What to produce :: Across the records that follow, give the number of lines containing the word "dark" and nothing else.

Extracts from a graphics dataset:

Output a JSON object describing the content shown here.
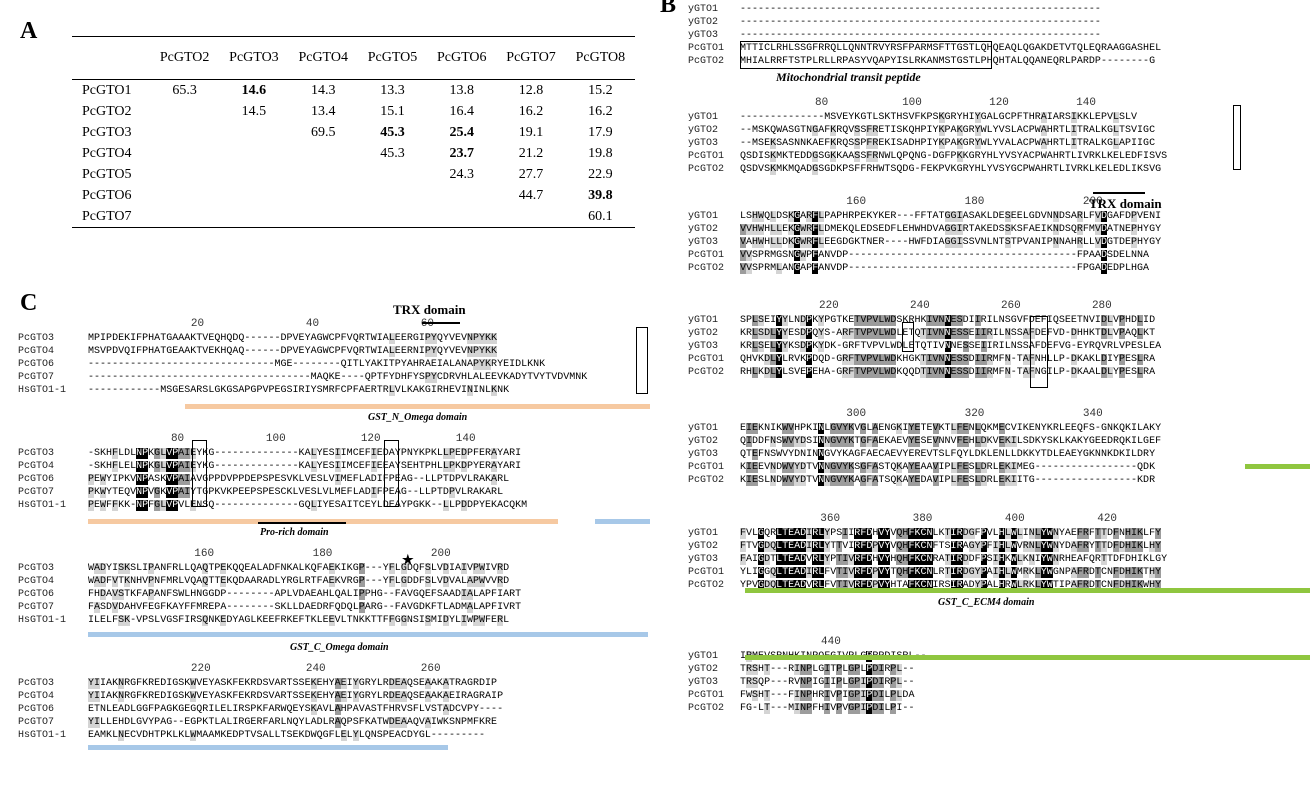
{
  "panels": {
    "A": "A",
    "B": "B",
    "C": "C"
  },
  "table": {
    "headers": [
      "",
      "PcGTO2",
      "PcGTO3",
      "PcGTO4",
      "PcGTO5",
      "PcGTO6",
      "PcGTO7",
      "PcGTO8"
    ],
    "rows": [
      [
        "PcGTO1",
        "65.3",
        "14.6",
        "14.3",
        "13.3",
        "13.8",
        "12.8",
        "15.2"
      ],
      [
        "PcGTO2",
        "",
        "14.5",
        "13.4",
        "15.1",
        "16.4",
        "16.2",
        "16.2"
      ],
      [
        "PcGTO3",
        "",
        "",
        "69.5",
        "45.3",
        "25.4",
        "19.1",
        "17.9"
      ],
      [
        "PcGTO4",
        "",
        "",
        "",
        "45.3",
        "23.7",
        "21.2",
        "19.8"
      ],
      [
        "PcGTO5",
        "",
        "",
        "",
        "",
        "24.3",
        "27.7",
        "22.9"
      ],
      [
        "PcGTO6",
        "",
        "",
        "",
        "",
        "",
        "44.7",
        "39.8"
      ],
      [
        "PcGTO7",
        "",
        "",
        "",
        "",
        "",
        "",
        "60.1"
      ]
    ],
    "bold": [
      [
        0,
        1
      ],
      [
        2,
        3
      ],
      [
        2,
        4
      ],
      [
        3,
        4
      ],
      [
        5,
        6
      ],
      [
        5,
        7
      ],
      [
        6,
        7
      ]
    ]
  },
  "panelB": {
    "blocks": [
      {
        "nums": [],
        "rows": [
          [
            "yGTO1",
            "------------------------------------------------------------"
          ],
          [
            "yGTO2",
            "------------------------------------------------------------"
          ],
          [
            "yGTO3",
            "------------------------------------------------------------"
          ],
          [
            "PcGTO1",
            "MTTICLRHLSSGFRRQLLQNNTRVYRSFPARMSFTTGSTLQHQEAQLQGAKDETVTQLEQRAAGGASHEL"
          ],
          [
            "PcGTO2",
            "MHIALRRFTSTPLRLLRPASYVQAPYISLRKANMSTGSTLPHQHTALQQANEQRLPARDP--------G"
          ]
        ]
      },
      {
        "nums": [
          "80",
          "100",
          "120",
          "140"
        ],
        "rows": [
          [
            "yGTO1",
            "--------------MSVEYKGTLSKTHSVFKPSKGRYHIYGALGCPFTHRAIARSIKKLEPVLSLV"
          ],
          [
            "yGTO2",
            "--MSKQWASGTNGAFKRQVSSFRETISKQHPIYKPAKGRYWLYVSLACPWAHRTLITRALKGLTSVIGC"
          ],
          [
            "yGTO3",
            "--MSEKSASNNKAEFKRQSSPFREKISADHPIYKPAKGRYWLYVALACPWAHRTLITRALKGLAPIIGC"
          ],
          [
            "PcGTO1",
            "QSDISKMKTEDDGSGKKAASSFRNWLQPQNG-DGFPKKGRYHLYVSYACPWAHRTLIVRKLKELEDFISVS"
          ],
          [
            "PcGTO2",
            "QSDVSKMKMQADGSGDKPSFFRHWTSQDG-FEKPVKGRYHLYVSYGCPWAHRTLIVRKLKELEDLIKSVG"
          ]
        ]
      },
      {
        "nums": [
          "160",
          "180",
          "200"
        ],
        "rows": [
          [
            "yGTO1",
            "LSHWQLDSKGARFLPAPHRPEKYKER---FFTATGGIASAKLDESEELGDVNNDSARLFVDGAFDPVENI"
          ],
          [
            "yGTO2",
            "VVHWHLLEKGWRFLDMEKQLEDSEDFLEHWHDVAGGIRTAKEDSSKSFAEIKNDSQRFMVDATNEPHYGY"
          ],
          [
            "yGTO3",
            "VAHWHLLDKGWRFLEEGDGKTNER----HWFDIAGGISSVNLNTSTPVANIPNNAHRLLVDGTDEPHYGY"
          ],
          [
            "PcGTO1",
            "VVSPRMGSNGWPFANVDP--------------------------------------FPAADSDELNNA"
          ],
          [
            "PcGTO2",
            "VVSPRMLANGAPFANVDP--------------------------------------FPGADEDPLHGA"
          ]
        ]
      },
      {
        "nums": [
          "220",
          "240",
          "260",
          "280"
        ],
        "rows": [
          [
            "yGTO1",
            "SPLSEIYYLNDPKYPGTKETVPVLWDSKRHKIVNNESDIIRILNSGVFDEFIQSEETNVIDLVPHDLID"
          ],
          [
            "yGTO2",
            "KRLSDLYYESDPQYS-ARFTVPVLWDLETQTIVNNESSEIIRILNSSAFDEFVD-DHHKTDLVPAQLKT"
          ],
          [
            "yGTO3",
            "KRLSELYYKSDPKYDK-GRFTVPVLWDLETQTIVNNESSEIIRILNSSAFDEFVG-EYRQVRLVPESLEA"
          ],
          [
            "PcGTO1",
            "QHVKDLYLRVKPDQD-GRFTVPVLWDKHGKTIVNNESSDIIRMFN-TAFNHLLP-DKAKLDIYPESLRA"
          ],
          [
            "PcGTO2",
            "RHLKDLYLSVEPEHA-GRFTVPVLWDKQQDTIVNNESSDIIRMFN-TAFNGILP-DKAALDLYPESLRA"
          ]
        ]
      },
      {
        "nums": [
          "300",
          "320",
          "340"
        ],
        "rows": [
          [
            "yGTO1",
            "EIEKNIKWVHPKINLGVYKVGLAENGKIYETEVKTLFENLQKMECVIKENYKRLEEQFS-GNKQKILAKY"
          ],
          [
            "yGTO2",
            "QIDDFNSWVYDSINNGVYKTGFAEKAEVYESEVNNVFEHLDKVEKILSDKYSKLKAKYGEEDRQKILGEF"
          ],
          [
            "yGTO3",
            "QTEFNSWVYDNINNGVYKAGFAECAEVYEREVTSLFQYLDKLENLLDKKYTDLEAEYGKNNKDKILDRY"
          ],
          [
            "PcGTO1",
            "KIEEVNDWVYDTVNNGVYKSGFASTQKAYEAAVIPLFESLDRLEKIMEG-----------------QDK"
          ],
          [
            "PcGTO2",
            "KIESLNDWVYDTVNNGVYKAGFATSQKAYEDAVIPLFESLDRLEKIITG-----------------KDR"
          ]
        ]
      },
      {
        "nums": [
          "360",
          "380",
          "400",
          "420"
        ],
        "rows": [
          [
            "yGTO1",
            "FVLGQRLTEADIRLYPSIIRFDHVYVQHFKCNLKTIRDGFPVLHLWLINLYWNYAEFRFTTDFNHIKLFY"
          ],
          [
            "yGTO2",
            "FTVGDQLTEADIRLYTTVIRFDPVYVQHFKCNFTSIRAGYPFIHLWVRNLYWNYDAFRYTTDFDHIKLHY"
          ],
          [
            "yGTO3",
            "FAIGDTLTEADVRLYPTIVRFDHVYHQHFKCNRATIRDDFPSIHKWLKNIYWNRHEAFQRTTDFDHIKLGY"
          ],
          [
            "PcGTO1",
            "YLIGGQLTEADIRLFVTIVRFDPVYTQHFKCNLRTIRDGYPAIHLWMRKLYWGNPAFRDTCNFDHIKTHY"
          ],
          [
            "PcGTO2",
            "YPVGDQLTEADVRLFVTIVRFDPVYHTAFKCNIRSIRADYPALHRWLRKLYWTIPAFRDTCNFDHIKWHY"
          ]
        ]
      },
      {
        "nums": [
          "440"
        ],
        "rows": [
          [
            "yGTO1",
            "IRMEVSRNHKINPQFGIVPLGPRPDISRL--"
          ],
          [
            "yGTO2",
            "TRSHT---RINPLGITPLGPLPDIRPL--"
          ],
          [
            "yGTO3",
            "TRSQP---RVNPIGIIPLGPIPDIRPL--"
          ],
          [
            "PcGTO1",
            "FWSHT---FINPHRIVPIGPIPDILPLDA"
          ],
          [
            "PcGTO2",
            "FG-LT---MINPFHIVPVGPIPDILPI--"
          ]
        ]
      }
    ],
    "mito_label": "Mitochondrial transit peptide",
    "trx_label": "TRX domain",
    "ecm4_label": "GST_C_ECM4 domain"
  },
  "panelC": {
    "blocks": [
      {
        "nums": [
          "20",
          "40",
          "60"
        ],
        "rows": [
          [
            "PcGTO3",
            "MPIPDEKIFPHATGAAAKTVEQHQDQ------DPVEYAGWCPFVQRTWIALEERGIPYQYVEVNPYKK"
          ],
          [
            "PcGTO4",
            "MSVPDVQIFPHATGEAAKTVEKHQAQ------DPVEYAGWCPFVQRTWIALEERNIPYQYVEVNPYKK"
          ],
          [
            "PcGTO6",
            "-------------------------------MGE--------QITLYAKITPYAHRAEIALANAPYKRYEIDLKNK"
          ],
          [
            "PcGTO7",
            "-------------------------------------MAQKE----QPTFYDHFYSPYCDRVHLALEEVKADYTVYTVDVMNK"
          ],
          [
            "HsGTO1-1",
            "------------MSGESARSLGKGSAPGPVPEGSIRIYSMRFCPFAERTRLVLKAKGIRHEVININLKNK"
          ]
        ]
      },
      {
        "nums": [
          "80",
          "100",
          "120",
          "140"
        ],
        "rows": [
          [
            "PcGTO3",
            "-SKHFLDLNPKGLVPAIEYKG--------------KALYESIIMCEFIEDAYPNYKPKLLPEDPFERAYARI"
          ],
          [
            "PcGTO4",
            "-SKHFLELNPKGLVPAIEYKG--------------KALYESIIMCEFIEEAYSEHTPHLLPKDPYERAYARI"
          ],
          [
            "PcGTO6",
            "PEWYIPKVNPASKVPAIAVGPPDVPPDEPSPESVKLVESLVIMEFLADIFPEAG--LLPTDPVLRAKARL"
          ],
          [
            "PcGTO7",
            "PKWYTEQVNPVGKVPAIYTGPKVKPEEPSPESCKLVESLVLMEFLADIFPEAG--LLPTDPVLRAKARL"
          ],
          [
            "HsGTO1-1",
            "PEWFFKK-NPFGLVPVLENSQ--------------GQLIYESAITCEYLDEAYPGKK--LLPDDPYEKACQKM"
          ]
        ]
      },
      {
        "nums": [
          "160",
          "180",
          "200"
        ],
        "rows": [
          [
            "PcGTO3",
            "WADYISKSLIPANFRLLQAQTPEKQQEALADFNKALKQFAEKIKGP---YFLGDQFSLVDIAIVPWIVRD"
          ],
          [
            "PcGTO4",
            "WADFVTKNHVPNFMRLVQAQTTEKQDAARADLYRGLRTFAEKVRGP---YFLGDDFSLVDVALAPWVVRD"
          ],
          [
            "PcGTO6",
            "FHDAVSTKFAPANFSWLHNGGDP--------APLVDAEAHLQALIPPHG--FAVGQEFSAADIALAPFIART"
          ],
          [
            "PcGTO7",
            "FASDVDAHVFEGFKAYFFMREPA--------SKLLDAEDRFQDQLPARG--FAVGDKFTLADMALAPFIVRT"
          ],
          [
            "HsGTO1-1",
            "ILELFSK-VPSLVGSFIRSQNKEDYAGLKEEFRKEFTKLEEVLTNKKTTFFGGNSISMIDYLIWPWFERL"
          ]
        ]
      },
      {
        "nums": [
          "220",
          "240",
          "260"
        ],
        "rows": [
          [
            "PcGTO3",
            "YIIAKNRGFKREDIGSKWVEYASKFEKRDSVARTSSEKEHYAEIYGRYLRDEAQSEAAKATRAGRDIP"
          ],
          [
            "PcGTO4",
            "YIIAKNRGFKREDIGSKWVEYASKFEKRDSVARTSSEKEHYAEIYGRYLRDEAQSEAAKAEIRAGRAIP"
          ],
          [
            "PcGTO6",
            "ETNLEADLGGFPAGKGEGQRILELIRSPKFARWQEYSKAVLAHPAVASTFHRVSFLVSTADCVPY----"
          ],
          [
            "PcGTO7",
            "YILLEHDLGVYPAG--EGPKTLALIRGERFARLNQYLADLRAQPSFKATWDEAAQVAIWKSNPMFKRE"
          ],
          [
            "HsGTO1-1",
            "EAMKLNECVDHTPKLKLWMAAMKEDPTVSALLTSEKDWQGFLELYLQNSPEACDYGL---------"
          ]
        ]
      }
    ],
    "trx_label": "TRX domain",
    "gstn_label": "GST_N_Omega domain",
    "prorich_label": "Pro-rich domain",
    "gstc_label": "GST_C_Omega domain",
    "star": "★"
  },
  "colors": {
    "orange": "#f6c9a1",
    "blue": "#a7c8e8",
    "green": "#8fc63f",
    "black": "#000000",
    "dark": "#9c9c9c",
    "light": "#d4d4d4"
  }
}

* * *

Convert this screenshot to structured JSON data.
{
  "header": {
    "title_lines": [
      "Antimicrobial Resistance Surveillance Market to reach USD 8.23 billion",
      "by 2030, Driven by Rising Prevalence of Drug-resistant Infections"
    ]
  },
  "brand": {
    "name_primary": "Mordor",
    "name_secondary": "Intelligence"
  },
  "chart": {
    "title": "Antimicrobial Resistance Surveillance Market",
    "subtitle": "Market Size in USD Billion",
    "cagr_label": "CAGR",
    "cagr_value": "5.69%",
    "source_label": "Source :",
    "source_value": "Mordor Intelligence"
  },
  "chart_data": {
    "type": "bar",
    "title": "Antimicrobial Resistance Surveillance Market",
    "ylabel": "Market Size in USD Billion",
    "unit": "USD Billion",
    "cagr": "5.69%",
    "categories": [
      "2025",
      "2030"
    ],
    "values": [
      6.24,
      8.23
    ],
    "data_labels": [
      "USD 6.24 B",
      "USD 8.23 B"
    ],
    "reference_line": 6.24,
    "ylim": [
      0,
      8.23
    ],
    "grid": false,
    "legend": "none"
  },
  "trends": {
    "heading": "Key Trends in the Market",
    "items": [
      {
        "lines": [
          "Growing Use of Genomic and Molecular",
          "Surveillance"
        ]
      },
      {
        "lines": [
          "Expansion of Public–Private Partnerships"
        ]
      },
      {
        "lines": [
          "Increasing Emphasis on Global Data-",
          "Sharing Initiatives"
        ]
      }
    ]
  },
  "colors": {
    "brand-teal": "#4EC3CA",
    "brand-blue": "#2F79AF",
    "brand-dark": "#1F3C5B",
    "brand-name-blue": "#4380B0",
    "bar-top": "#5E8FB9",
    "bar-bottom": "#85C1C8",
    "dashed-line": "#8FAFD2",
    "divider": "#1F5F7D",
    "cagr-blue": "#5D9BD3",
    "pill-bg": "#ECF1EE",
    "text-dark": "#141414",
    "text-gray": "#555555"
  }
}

Output below :: 3